___ Records for this exercise

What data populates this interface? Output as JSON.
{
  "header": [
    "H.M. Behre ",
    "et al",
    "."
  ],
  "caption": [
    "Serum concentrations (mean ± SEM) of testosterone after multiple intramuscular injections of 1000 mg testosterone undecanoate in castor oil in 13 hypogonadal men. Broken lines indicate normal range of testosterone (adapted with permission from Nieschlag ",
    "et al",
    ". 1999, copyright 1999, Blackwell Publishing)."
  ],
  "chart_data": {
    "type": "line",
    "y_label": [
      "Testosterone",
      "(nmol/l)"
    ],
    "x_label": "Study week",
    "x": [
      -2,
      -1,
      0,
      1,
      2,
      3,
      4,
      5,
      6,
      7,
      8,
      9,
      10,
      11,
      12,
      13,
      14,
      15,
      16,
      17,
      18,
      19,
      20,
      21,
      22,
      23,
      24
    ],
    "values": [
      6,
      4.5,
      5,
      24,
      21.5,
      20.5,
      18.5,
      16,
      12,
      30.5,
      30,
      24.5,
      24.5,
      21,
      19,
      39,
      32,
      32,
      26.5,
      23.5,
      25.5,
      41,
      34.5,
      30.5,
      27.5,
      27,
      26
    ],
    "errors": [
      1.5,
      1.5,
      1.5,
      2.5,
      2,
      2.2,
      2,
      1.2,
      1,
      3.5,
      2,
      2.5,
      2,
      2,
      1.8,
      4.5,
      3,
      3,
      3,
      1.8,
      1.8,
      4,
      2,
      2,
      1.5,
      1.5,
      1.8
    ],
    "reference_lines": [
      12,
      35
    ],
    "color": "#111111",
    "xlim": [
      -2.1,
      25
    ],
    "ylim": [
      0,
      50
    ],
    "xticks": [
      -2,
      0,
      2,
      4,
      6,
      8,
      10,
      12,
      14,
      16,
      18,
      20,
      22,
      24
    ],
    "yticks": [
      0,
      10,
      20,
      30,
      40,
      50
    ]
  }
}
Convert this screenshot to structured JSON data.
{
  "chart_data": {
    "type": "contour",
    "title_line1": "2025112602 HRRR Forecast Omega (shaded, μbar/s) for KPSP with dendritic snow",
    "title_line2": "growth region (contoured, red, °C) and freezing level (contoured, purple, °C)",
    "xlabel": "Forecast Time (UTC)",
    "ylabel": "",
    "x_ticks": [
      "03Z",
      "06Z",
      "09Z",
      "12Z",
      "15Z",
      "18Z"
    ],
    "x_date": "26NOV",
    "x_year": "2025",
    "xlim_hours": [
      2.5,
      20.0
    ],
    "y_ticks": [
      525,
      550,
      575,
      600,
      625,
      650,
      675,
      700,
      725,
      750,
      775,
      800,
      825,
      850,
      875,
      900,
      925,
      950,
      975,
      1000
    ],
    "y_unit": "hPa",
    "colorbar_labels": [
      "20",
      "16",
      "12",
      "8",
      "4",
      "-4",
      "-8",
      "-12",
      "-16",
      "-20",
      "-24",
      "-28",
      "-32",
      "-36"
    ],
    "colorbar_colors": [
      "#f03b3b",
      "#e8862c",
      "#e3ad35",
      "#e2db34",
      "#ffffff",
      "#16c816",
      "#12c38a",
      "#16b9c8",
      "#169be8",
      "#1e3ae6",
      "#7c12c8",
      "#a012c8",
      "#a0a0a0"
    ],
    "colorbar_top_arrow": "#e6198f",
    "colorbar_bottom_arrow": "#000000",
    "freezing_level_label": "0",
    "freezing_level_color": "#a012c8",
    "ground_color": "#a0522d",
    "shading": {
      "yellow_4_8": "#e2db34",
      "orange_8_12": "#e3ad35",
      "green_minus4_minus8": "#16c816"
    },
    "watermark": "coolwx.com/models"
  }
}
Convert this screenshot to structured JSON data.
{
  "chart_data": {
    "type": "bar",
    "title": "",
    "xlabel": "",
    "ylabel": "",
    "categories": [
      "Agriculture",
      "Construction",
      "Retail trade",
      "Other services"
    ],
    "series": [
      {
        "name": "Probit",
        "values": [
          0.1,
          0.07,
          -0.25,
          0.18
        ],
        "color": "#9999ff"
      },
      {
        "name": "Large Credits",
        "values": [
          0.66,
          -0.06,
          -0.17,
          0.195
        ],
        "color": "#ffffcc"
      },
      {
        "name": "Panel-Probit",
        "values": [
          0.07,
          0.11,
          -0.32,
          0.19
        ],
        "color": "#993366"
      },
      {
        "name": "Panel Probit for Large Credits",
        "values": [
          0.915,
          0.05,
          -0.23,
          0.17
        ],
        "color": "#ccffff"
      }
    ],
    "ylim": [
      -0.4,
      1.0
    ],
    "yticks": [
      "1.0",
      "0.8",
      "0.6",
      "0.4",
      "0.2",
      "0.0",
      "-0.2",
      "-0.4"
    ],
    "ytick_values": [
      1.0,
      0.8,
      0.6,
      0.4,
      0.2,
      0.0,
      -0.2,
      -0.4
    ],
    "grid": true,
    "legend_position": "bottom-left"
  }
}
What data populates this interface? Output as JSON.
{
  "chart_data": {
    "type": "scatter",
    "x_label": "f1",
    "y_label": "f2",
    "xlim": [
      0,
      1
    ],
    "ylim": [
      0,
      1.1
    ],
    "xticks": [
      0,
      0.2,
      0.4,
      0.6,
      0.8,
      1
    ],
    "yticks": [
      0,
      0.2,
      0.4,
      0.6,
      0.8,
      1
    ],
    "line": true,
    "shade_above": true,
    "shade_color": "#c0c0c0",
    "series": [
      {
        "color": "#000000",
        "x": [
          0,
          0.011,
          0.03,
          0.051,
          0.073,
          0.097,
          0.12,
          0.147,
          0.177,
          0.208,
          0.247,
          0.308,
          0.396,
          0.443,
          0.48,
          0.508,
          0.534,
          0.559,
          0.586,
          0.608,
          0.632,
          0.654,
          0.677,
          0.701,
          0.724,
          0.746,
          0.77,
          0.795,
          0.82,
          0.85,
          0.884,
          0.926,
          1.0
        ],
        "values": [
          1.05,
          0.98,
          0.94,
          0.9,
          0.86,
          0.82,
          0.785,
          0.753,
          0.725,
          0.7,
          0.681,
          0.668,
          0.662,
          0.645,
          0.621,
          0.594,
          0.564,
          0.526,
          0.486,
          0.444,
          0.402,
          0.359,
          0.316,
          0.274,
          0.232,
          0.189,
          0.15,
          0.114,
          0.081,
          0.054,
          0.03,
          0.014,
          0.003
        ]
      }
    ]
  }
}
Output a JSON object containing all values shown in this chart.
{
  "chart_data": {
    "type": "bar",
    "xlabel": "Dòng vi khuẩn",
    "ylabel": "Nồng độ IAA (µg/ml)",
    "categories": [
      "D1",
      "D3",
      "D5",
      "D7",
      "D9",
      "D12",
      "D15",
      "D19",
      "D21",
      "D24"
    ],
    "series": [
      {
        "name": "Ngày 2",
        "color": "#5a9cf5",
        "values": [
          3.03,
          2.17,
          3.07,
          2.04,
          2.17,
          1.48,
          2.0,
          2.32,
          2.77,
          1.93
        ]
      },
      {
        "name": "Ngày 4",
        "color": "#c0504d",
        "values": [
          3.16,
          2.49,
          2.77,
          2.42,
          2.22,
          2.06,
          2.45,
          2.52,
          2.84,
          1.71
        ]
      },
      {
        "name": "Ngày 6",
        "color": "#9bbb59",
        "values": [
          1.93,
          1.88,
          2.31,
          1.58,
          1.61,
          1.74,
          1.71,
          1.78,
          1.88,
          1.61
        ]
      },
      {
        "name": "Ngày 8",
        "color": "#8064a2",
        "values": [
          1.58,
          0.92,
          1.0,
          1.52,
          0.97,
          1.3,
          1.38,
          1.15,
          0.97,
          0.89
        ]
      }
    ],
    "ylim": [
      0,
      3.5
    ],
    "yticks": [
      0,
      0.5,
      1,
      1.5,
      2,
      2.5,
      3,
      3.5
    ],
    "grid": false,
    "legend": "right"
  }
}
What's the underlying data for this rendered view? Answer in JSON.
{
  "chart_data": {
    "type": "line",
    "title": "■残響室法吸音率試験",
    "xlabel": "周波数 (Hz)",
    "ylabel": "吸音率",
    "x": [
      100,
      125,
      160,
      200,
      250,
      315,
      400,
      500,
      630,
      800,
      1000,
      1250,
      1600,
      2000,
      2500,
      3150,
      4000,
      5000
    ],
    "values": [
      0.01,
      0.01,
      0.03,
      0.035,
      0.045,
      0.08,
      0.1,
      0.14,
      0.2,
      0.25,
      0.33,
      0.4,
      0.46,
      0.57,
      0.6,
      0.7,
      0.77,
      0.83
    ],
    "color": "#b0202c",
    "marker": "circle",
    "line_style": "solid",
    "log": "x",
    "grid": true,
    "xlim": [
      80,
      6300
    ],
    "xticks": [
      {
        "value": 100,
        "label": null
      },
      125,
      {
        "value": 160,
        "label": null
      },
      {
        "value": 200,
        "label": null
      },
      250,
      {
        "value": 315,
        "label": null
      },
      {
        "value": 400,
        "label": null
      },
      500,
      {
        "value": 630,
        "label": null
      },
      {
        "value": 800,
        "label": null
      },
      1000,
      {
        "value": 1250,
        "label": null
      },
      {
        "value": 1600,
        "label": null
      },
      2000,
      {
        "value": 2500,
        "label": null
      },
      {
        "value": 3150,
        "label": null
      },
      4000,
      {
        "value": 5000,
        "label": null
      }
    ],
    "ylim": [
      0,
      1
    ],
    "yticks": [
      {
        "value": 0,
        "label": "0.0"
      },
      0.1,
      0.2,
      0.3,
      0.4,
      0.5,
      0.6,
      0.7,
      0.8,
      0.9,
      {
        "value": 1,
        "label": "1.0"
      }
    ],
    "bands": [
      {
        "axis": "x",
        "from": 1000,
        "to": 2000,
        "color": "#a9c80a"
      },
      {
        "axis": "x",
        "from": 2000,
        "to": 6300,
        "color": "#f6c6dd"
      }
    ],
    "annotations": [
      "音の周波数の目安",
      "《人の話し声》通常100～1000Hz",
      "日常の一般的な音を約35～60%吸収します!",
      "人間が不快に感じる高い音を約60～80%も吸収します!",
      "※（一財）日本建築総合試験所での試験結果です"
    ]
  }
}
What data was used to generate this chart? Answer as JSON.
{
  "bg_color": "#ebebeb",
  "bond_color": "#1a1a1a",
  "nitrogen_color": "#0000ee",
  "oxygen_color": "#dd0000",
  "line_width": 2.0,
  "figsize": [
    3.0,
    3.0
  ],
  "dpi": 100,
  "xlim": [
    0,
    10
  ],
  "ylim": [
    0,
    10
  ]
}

______

## Your objective
Each line in the entries above that includes the string "Ngày" should be extracted.

## Solution to the problem
        "name": "Ngày 2",
        "name": "Ngày 4",
        "name": "Ngày 6",
        "name": "Ngày 8",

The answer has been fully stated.